* _Aim_: Copy out each line of the material below that holds the string "srdci".

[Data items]
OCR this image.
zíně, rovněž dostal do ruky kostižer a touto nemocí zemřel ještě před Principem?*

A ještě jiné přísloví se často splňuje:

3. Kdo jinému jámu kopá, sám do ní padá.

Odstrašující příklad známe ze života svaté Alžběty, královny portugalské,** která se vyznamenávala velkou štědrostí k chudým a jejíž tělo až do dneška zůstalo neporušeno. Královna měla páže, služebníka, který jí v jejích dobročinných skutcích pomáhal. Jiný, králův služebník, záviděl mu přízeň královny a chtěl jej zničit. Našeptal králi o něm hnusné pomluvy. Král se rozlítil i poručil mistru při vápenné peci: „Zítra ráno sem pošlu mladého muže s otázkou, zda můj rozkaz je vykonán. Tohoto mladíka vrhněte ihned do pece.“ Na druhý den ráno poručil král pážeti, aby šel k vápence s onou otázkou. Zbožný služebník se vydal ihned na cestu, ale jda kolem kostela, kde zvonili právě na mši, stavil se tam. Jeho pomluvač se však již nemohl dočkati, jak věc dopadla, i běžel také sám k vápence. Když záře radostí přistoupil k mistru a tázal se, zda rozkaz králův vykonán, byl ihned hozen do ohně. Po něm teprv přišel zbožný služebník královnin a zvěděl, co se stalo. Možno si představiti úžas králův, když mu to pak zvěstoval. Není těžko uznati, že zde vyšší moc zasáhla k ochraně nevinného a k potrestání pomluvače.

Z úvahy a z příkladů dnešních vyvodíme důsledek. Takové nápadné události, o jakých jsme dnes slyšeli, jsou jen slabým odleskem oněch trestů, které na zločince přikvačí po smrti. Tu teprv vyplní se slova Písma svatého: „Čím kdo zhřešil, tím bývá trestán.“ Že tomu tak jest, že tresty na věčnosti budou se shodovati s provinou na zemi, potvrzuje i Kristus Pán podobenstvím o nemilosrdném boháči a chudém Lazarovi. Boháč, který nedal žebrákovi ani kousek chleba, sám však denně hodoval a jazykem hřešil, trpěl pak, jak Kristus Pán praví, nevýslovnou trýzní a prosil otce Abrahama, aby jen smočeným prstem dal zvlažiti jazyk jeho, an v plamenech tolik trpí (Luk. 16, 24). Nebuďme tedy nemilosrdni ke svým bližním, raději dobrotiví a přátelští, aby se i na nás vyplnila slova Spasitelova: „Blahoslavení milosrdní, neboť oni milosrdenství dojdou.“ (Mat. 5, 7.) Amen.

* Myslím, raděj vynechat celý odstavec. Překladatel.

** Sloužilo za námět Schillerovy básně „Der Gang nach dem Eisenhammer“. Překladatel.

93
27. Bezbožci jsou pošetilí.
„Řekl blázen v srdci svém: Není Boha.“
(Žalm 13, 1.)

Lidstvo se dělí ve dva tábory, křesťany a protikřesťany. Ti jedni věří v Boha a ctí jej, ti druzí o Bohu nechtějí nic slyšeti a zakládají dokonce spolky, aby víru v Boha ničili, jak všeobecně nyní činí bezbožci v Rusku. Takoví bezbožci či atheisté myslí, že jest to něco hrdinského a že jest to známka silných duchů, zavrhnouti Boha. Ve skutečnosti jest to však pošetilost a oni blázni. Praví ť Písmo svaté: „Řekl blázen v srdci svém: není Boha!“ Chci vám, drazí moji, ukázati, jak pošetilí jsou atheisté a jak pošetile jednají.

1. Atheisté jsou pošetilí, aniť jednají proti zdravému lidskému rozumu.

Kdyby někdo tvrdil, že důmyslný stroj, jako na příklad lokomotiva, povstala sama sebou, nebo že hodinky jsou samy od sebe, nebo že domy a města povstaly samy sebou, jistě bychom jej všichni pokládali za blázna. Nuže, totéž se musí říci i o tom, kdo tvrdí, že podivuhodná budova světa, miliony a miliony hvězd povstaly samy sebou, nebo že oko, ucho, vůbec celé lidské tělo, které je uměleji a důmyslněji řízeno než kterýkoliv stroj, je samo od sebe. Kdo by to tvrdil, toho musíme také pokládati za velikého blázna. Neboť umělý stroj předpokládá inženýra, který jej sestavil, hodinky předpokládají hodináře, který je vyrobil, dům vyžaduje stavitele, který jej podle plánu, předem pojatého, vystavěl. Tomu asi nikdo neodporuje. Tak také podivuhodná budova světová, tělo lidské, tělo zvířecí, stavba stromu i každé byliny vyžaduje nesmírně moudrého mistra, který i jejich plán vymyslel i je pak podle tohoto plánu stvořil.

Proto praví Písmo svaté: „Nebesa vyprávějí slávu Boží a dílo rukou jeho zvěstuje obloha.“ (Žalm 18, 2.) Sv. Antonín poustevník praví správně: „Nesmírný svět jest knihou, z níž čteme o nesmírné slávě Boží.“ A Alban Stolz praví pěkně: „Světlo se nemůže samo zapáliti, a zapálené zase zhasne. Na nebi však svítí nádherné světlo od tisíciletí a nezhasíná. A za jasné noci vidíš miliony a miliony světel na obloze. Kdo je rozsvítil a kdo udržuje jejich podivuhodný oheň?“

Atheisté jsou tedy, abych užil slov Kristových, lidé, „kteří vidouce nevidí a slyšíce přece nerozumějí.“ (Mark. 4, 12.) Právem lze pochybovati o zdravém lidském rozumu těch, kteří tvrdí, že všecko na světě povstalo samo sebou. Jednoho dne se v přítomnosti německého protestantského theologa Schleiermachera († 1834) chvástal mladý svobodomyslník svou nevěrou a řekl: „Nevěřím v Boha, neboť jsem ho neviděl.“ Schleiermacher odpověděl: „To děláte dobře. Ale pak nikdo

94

* _Output_:
„Řekl blázen v srdci svém: Není Boha.“
Lidstvo se dělí ve dva tábory, křesťany a protikřesťany. Ti jedni věří v Boha a ctí jej, ti druzí o Bohu nechtějí nic slyšeti a zakládají dokonce spolky, aby víru v Boha ničili, jak všeobecně nyní činí bezbožci v Rusku. Takoví bezbožci či atheisté myslí, že jest to něco hrdinského a že jest to známka silných duchů, zavrhnouti Boha. Ve skutečnosti jest to však pošetilost a oni blázni. Praví ť Písmo svaté: „Řekl blázen v srdci svém: není Boha!“ Chci vám, drazí moji, ukázati, jak pošetilí jsou atheisté a jak pošetile jednají.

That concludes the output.